## EXERCISE DETAILS:
Print out each record below, unaltered and complete, without its images.

## MATERIAL TO PROCESS:

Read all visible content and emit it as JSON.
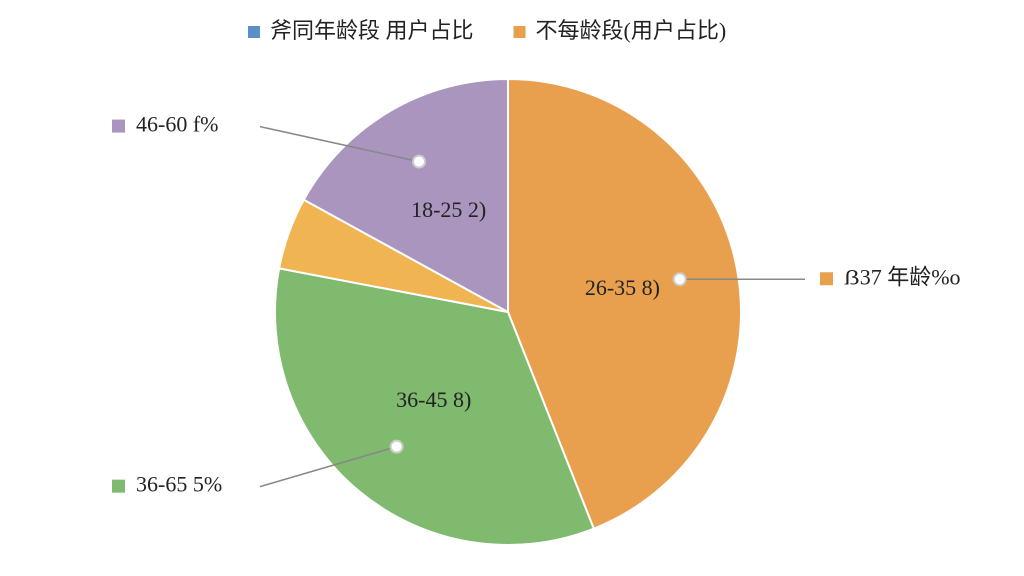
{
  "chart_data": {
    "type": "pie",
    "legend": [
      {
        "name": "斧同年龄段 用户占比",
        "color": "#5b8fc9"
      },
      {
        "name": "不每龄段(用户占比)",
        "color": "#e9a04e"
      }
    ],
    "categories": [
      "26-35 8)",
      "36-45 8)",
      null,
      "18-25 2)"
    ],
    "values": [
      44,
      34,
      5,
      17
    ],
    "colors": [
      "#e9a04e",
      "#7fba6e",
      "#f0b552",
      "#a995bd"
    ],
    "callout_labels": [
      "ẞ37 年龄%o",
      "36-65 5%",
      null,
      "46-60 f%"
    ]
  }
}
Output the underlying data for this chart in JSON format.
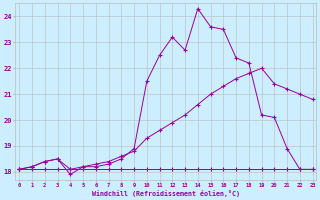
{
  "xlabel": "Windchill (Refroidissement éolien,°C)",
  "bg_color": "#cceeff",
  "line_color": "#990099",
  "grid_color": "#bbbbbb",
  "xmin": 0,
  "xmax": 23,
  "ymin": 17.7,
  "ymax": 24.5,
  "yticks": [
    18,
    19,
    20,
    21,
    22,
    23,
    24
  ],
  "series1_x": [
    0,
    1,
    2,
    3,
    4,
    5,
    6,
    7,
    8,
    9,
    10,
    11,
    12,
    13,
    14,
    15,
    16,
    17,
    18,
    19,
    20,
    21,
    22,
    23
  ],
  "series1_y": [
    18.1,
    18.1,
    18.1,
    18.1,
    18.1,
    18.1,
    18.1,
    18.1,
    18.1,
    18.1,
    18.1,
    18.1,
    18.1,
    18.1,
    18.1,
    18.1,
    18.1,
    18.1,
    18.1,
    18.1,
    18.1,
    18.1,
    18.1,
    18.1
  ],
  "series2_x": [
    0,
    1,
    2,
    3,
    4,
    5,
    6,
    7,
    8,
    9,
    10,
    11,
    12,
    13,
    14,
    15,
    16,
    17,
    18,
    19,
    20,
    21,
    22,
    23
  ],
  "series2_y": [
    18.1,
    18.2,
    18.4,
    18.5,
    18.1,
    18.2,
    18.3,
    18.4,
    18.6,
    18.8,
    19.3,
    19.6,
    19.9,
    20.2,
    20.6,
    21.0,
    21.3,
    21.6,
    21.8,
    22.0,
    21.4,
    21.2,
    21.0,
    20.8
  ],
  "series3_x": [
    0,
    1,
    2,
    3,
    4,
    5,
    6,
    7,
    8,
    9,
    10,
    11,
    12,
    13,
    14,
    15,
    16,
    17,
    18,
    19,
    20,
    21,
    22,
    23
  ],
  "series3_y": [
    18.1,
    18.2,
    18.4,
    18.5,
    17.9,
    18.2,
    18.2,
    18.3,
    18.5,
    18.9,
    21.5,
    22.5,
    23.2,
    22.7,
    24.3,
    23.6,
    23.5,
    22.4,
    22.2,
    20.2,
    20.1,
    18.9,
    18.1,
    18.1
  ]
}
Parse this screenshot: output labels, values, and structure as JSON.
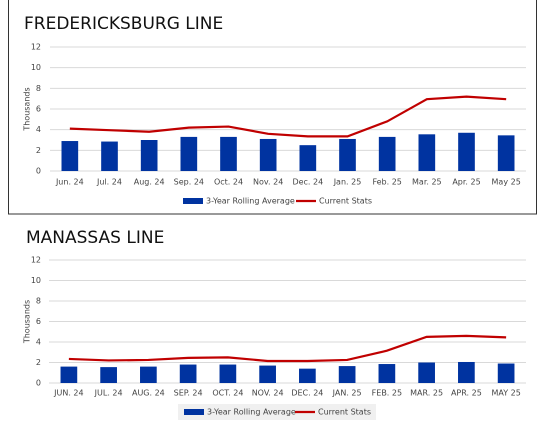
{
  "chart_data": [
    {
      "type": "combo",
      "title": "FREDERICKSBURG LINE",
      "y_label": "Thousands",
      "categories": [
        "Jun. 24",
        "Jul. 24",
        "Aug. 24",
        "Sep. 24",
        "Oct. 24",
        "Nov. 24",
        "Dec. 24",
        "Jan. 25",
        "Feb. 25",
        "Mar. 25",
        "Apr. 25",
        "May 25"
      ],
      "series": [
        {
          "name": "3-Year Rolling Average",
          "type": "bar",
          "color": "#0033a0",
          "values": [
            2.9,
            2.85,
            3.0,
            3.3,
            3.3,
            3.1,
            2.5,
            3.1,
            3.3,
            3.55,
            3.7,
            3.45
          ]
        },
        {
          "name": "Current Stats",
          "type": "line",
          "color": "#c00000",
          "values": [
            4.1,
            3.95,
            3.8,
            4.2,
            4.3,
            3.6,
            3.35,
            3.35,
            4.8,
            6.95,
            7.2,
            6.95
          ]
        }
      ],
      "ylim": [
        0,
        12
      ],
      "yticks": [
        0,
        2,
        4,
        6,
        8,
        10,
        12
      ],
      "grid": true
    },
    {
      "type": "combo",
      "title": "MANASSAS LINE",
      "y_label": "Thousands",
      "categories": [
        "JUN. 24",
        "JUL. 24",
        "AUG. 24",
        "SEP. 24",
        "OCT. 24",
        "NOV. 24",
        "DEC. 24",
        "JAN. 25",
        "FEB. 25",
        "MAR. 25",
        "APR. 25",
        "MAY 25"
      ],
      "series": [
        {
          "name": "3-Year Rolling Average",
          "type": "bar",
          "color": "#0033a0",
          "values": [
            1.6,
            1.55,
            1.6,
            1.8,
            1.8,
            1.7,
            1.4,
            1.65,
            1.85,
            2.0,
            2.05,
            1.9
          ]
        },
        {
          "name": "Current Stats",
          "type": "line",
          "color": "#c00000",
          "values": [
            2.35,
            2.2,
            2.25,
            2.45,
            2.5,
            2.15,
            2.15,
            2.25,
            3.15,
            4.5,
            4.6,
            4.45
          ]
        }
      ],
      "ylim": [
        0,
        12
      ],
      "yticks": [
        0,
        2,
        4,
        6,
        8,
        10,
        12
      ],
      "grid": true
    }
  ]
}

## EXPECTED ANSWER:
Read all visible content and emit it as JSON.
{
  "chart_data": {
    "type": "pie",
    "legend": [
      {
        "name": "斧同年龄段 用户占比",
        "color": "#5b8fc9"
      },
      {
        "name": "不每龄段(用户占比)",
        "color": "#e9a04e"
      }
    ],
    "categories": [
      "26-35 8)",
      "36-45 8)",
      null,
      "18-25 2)"
    ],
    "values": [
      44,
      34,
      5,
      17
    ],
    "colors": [
      "#e9a04e",
      "#7fba6e",
      "#f0b552",
      "#a995bd"
    ],
    "callout_labels": [
      "ẞ37 年龄%o",
      "36-65 5%",
      null,
      "46-60 f%"
    ]
  }
}
Output the underlying data for this chart in JSON format.
{
  "xlabel": "Windchill (Refroidissement éolien,°C)",
  "bg_color": "#cceeff",
  "line_color": "#990099",
  "grid_color": "#bbbbbb",
  "xmin": 0,
  "xmax": 23,
  "ymin": 17.7,
  "ymax": 24.5,
  "yticks": [
    18,
    19,
    20,
    21,
    22,
    23,
    24
  ],
  "series1_x": [
    0,
    1,
    2,
    3,
    4,
    5,
    6,
    7,
    8,
    9,
    10,
    11,
    12,
    13,
    14,
    15,
    16,
    17,
    18,
    19,
    20,
    21,
    22,
    23
  ],
  "series1_y": [
    18.1,
    18.1,
    18.1,
    18.1,
    18.1,
    18.1,
    18.1,
    18.1,
    18.1,
    18.1,
    18.1,
    18.1,
    18.1,
    18.1,
    18.1,
    18.1,
    18.1,
    18.1,
    18.1,
    18.1,
    18.1,
    18.1,
    18.1,
    18.1
  ],
  "series2_x": [
    0,
    1,
    2,
    3,
    4,
    5,
    6,
    7,
    8,
    9,
    10,
    11,
    12,
    13,
    14,
    15,
    16,
    17,
    18,
    19,
    20,
    21,
    22,
    23
  ],
  "series2_y": [
    18.1,
    18.2,
    18.4,
    18.5,
    18.1,
    18.2,
    18.3,
    18.4,
    18.6,
    18.8,
    19.3,
    19.6,
    19.9,
    20.2,
    20.6,
    21.0,
    21.3,
    21.6,
    21.8,
    22.0,
    21.4,
    21.2,
    21.0,
    20.8
  ],
  "series3_x": [
    0,
    1,
    2,
    3,
    4,
    5,
    6,
    7,
    8,
    9,
    10,
    11,
    12,
    13,
    14,
    15,
    16,
    17,
    18,
    19,
    20,
    21,
    22,
    23
  ],
  "series3_y": [
    18.1,
    18.2,
    18.4,
    18.5,
    17.9,
    18.2,
    18.2,
    18.3,
    18.5,
    18.9,
    21.5,
    22.5,
    23.2,
    22.7,
    24.3,
    23.6,
    23.5,
    22.4,
    22.2,
    20.2,
    20.1,
    18.9,
    18.1,
    18.1
  ]
}
Parse this screenshot: output labels, values, and structure as JSON.
{
  "chart_data": [
    {
      "type": "combo",
      "title": "FREDERICKSBURG LINE",
      "y_label": "Thousands",
      "categories": [
        "Jun. 24",
        "Jul. 24",
        "Aug. 24",
        "Sep. 24",
        "Oct. 24",
        "Nov. 24",
        "Dec. 24",
        "Jan. 25",
        "Feb. 25",
        "Mar. 25",
        "Apr. 25",
        "May 25"
      ],
      "series": [
        {
          "name": "3-Year Rolling Average",
          "type": "bar",
          "color": "#0033a0",
          "values": [
            2.9,
            2.85,
            3.0,
            3.3,
            3.3,
            3.1,
            2.5,
            3.1,
            3.3,
            3.55,
            3.7,
            3.45
          ]
        },
        {
          "name": "Current Stats",
          "type": "line",
          "color": "#c00000",
          "values": [
            4.1,
            3.95,
            3.8,
            4.2,
            4.3,
            3.6,
            3.35,
            3.35,
            4.8,
            6.95,
            7.2,
            6.95
          ]
        }
      ],
      "ylim": [
        0,
        12
      ],
      "yticks": [
        0,
        2,
        4,
        6,
        8,
        10,
        12
      ],
      "grid": true
    },
    {
      "type": "combo",
      "title": "MANASSAS LINE",
      "y_label": "Thousands",
      "categories": [
        "JUN. 24",
        "JUL. 24",
        "AUG. 24",
        "SEP. 24",
        "OCT. 24",
        "NOV. 24",
        "DEC. 24",
        "JAN. 25",
        "FEB. 25",
        "MAR. 25",
        "APR. 25",
        "MAY 25"
      ],
      "series": [
        {
          "name": "3-Year Rolling Average",
          "type": "bar",
          "color": "#0033a0",
          "values": [
            1.6,
            1.55,
            1.6,
            1.8,
            1.8,
            1.7,
            1.4,
            1.65,
            1.85,
            2.0,
            2.05,
            1.9
          ]
        },
        {
          "name": "Current Stats",
          "type": "line",
          "color": "#c00000",
          "values": [
            2.35,
            2.2,
            2.25,
            2.45,
            2.5,
            2.15,
            2.15,
            2.25,
            3.15,
            4.5,
            4.6,
            4.45
          ]
        }
      ],
      "ylim": [
        0,
        12
      ],
      "yticks": [
        0,
        2,
        4,
        6,
        8,
        10,
        12
      ],
      "grid": true
    }
  ]
}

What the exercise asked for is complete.